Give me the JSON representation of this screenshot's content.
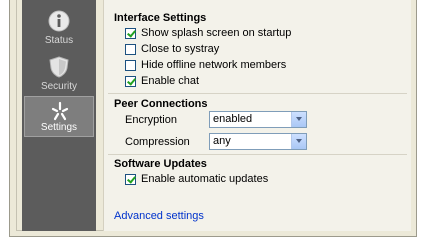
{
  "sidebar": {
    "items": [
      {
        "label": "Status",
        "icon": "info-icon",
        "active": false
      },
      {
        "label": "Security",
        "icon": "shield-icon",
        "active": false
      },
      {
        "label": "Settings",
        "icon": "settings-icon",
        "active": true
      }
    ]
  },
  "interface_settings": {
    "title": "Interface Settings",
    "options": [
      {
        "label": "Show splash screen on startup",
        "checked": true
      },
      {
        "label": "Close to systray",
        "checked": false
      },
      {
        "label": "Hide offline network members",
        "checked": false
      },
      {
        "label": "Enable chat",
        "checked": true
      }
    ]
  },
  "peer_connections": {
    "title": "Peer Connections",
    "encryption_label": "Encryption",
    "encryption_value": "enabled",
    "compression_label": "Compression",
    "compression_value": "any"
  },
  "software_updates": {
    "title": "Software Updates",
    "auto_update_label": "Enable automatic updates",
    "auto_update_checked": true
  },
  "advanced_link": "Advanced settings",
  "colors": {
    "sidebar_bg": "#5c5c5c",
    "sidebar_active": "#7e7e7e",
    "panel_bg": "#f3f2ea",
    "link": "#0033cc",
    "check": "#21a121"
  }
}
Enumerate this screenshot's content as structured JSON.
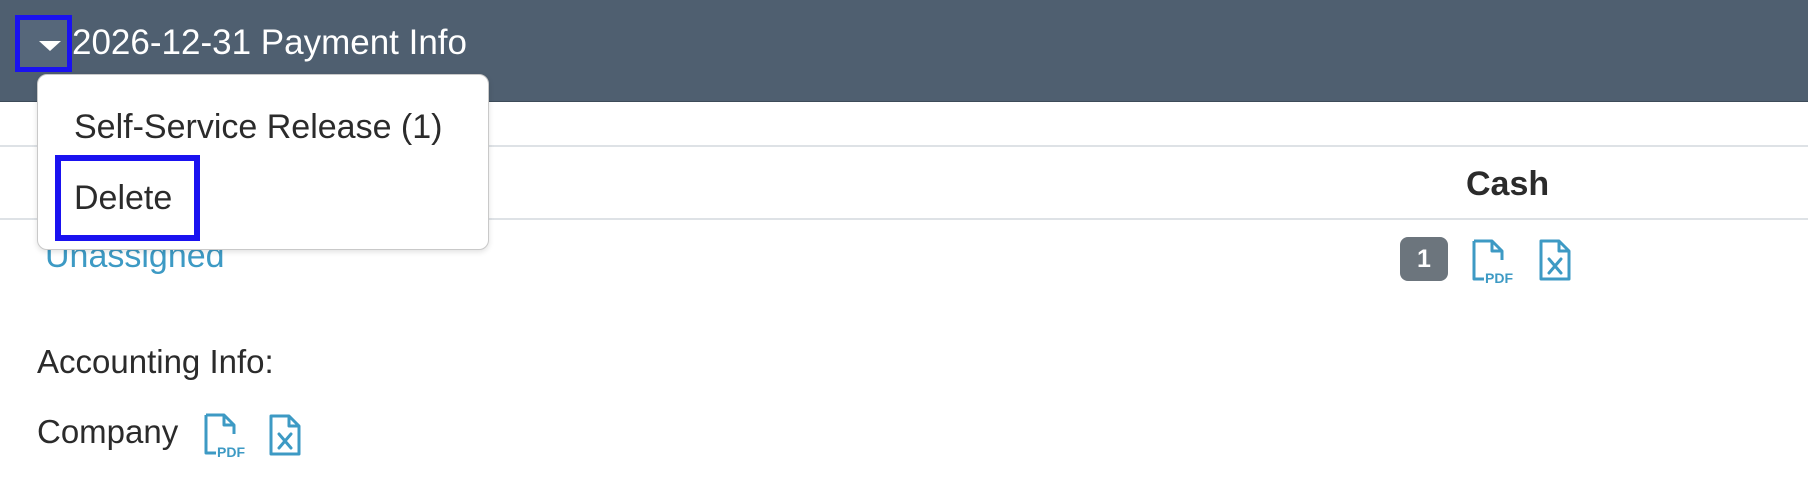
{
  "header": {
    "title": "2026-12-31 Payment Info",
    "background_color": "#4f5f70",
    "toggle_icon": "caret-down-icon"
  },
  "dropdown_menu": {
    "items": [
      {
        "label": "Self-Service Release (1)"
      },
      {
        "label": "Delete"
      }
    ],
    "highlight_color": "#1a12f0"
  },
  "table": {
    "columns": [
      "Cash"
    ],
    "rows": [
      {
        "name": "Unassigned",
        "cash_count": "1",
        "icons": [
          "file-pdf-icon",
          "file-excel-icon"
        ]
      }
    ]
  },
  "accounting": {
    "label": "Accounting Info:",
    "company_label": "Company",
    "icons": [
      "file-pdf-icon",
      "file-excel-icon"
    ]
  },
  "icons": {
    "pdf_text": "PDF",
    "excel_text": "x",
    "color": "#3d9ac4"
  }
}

* * *

▶ Objective: The records above need to be given again exactly. Omit the pictures.

▶ Reply:
Give me the JSON representation of this screenshot's content.
{
  "sidebar": {
    "items": [
      {
        "label": "Status",
        "icon": "info-icon",
        "active": false
      },
      {
        "label": "Security",
        "icon": "shield-icon",
        "active": false
      },
      {
        "label": "Settings",
        "icon": "settings-icon",
        "active": true
      }
    ]
  },
  "interface_settings": {
    "title": "Interface Settings",
    "options": [
      {
        "label": "Show splash screen on startup",
        "checked": true
      },
      {
        "label": "Close to systray",
        "checked": false
      },
      {
        "label": "Hide offline network members",
        "checked": false
      },
      {
        "label": "Enable chat",
        "checked": true
      }
    ]
  },
  "peer_connections": {
    "title": "Peer Connections",
    "encryption_label": "Encryption",
    "encryption_value": "enabled",
    "compression_label": "Compression",
    "compression_value": "any"
  },
  "software_updates": {
    "title": "Software Updates",
    "auto_update_label": "Enable automatic updates",
    "auto_update_checked": true
  },
  "advanced_link": "Advanced settings",
  "colors": {
    "sidebar_bg": "#5c5c5c",
    "sidebar_active": "#7e7e7e",
    "panel_bg": "#f3f2ea",
    "link": "#0033cc",
    "check": "#21a121"
  }
}
Enumerate this screenshot's content as structured JSON.
{
  "header": {
    "title": "2026-12-31 Payment Info",
    "background_color": "#4f5f70",
    "toggle_icon": "caret-down-icon"
  },
  "dropdown_menu": {
    "items": [
      {
        "label": "Self-Service Release (1)"
      },
      {
        "label": "Delete"
      }
    ],
    "highlight_color": "#1a12f0"
  },
  "table": {
    "columns": [
      "Cash"
    ],
    "rows": [
      {
        "name": "Unassigned",
        "cash_count": "1",
        "icons": [
          "file-pdf-icon",
          "file-excel-icon"
        ]
      }
    ]
  },
  "accounting": {
    "label": "Accounting Info:",
    "company_label": "Company",
    "icons": [
      "file-pdf-icon",
      "file-excel-icon"
    ]
  },
  "icons": {
    "pdf_text": "PDF",
    "excel_text": "x",
    "color": "#3d9ac4"
  }
}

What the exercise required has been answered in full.